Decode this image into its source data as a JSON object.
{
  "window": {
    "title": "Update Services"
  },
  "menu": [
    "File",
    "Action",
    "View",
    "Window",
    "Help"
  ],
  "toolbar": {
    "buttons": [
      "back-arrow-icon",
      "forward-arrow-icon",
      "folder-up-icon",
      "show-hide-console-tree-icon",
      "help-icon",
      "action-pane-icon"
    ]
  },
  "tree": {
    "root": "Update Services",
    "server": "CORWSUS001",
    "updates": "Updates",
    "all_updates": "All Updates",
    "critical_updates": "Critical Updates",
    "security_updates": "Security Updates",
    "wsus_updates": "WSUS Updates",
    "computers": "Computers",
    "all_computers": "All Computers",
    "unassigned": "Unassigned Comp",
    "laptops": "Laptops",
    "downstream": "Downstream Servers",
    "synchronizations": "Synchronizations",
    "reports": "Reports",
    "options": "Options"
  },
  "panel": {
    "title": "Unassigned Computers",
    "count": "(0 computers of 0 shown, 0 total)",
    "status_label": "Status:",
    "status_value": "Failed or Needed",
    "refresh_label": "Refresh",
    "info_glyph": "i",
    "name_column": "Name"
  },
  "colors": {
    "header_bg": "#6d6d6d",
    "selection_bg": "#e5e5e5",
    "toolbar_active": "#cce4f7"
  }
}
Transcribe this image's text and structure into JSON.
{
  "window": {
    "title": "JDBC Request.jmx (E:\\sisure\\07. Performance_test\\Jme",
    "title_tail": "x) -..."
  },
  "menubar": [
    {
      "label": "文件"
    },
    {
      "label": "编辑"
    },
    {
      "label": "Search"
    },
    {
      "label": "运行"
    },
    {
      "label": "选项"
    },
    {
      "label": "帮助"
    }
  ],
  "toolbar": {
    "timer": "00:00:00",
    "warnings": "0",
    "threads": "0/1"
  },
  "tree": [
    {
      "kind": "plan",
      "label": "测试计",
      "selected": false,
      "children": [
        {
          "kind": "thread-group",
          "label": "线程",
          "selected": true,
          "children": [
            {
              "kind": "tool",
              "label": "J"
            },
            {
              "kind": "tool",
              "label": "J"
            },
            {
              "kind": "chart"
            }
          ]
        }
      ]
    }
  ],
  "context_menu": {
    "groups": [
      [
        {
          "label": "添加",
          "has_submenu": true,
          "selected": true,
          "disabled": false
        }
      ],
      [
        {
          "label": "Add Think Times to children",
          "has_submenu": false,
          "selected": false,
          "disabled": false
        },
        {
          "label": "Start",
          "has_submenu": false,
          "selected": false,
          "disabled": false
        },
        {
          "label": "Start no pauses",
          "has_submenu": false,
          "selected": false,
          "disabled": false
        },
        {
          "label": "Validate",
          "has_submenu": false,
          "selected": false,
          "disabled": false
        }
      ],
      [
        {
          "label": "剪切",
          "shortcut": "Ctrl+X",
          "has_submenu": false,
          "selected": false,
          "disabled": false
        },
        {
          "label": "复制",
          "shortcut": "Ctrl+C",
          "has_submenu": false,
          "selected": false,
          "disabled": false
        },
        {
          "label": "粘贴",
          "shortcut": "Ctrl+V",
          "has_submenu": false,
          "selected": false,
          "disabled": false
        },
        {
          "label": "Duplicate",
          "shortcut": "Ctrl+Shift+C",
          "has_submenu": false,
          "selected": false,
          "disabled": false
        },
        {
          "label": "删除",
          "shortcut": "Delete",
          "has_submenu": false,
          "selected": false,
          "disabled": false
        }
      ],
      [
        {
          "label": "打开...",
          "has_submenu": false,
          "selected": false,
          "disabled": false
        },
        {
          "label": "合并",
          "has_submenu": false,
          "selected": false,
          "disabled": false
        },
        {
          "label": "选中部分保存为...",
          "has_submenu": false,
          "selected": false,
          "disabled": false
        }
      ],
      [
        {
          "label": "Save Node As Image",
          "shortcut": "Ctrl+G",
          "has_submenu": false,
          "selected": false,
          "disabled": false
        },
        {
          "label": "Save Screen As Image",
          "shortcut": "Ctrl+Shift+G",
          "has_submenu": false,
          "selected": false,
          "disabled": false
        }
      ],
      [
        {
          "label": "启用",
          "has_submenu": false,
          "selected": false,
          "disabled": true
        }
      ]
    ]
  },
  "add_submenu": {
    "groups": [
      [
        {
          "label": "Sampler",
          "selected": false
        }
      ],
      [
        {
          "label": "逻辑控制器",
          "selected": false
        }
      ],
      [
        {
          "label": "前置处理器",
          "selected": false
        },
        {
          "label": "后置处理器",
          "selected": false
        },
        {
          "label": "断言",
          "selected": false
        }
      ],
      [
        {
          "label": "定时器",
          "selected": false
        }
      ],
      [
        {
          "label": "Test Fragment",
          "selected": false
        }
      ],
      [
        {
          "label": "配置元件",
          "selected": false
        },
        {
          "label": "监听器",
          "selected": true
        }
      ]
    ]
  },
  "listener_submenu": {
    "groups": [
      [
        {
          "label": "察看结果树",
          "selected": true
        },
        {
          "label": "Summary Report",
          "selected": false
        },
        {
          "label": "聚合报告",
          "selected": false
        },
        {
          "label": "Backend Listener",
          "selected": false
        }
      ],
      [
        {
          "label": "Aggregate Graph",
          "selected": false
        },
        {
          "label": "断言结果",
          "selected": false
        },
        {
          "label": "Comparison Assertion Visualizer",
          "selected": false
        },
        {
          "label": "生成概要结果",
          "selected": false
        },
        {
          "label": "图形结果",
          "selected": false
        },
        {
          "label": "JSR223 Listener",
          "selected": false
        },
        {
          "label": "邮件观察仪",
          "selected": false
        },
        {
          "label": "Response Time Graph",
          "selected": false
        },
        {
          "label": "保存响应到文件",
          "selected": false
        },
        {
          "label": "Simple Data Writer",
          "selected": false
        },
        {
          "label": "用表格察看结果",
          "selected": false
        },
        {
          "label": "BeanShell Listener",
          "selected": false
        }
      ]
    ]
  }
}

**Work required:**
Exactly how many lines contain "Services"? State the number and nothing else.

**Solved problem:**
2